WORK REQUIRED
Look through the data below and work out how many lines contain the string "icon". Give the number alone.

RECORD LIST

----

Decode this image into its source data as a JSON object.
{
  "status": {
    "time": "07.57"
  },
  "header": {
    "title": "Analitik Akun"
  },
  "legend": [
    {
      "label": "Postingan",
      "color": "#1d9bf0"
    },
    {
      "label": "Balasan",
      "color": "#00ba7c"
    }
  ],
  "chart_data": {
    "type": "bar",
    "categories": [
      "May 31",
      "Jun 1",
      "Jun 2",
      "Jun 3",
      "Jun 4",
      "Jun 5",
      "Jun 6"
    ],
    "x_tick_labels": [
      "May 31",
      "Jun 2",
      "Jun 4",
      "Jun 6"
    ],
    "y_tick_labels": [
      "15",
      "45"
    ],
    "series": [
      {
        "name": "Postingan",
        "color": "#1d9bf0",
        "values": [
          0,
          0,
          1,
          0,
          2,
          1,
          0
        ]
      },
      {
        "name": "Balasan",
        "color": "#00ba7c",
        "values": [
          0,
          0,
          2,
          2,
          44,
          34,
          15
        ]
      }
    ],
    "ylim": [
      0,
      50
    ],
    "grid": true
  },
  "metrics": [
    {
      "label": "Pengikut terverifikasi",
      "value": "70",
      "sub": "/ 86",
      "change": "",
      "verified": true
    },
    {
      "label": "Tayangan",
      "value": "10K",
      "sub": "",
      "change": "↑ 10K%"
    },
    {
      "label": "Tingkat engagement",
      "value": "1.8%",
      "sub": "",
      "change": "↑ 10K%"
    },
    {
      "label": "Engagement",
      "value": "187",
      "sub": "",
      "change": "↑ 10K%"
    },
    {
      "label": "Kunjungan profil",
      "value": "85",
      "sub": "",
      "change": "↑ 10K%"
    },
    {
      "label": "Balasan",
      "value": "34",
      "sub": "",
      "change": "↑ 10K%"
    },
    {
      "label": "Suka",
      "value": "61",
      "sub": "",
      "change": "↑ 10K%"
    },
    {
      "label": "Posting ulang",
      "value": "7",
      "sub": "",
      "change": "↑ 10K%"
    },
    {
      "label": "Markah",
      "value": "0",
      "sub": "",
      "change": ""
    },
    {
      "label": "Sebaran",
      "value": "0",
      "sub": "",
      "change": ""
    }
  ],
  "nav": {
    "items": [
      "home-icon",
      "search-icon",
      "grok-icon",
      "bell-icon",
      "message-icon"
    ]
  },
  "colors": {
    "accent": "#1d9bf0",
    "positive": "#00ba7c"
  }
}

----

FINISHED TASK
5